— start of Data extract —

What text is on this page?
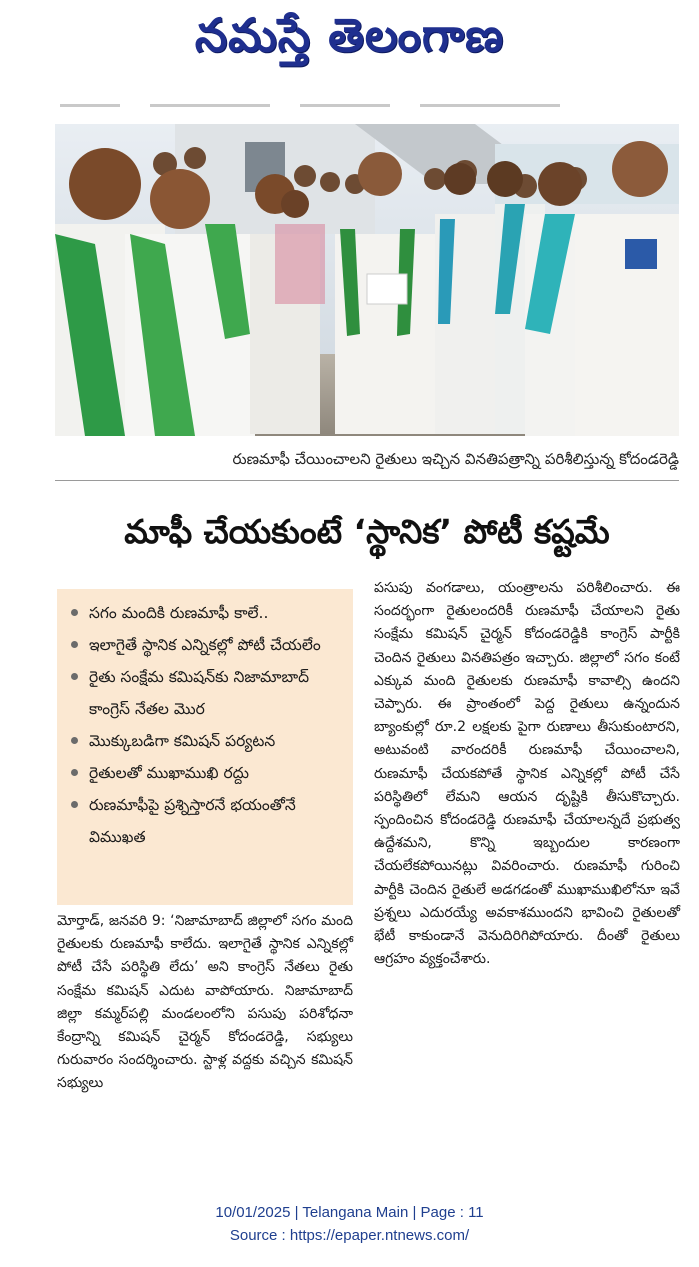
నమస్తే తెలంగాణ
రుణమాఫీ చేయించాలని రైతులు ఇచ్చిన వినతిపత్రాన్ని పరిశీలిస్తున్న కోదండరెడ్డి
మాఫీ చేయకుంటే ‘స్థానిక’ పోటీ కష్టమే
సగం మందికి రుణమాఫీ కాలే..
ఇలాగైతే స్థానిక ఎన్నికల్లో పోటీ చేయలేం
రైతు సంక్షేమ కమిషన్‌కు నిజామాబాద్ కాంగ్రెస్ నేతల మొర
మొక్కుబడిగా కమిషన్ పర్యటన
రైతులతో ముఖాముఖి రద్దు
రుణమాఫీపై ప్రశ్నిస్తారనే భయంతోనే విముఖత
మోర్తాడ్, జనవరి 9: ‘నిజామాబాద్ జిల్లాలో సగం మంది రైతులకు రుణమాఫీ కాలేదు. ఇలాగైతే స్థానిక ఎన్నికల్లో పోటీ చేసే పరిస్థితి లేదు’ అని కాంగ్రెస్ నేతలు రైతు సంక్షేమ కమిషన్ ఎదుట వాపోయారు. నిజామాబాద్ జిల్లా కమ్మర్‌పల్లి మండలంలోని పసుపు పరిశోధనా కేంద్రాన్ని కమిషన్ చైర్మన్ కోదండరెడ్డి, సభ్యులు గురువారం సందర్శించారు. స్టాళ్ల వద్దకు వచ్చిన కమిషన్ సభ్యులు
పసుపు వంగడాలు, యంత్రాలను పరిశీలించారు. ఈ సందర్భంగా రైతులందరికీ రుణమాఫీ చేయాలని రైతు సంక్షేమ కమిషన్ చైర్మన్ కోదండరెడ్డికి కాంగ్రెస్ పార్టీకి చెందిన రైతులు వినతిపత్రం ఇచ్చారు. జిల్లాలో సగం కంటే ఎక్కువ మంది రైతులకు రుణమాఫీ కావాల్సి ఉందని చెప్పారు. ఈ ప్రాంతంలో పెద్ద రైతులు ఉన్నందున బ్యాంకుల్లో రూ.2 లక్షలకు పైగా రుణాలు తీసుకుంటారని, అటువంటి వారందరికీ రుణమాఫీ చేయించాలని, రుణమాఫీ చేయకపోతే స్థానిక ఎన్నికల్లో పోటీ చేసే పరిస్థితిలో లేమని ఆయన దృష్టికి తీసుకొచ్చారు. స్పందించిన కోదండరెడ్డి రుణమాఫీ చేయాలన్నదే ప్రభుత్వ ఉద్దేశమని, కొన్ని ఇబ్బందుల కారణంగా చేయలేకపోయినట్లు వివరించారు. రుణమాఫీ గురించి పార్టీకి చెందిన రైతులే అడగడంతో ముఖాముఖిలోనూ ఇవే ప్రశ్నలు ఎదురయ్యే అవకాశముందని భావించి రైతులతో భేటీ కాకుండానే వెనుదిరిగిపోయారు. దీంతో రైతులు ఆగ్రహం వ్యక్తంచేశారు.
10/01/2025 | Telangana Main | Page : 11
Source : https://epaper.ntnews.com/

— end of Data extract —
— start of Data extract —

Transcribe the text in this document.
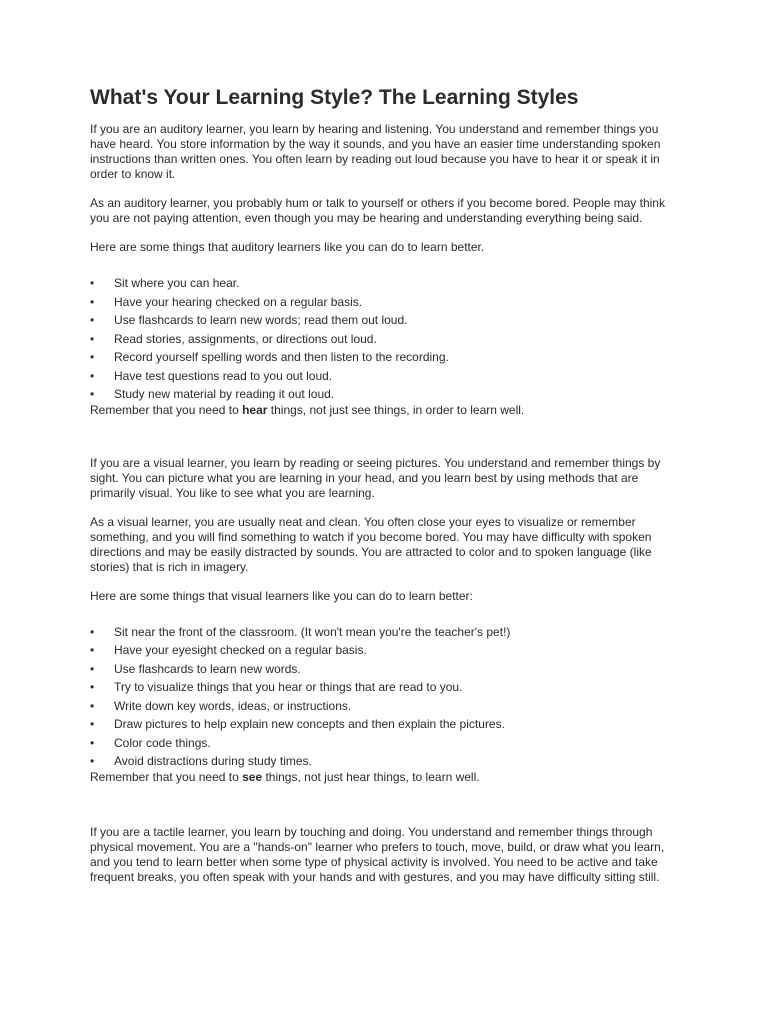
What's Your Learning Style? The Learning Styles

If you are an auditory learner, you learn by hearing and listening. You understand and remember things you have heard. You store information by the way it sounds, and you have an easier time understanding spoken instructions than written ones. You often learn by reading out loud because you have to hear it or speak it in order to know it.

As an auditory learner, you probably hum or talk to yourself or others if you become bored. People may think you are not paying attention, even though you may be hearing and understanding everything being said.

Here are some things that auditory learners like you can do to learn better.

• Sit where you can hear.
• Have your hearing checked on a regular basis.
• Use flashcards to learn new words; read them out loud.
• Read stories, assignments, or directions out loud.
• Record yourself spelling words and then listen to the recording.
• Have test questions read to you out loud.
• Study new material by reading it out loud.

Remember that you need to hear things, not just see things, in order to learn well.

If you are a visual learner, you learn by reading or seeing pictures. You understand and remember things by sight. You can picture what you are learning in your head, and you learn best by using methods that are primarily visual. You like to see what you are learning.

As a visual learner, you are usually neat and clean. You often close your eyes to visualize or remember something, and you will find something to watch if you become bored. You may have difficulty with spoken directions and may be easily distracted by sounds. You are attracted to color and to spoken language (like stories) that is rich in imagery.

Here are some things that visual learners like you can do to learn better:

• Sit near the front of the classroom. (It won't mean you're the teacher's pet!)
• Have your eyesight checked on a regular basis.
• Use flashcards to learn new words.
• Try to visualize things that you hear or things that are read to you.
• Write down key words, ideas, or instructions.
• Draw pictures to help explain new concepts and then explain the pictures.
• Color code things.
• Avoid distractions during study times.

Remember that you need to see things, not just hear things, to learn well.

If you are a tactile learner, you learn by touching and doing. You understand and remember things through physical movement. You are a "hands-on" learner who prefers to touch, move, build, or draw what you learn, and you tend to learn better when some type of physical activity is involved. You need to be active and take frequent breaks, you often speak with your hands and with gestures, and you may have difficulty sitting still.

— end of Data extract —

* Work to be completed *
Gather and copy every line of the data in which the string "instructions" is found.

* Problem solution *
If you are an auditory learner, you learn by hearing and listening. You understand and remember things you have heard. You store information by the way it sounds, and you have an easier time understanding spoken instructions than written ones. You often learn by reading out loud because you have to hear it or speak it in order to know it.
• Write down key words, ideas, or instructions.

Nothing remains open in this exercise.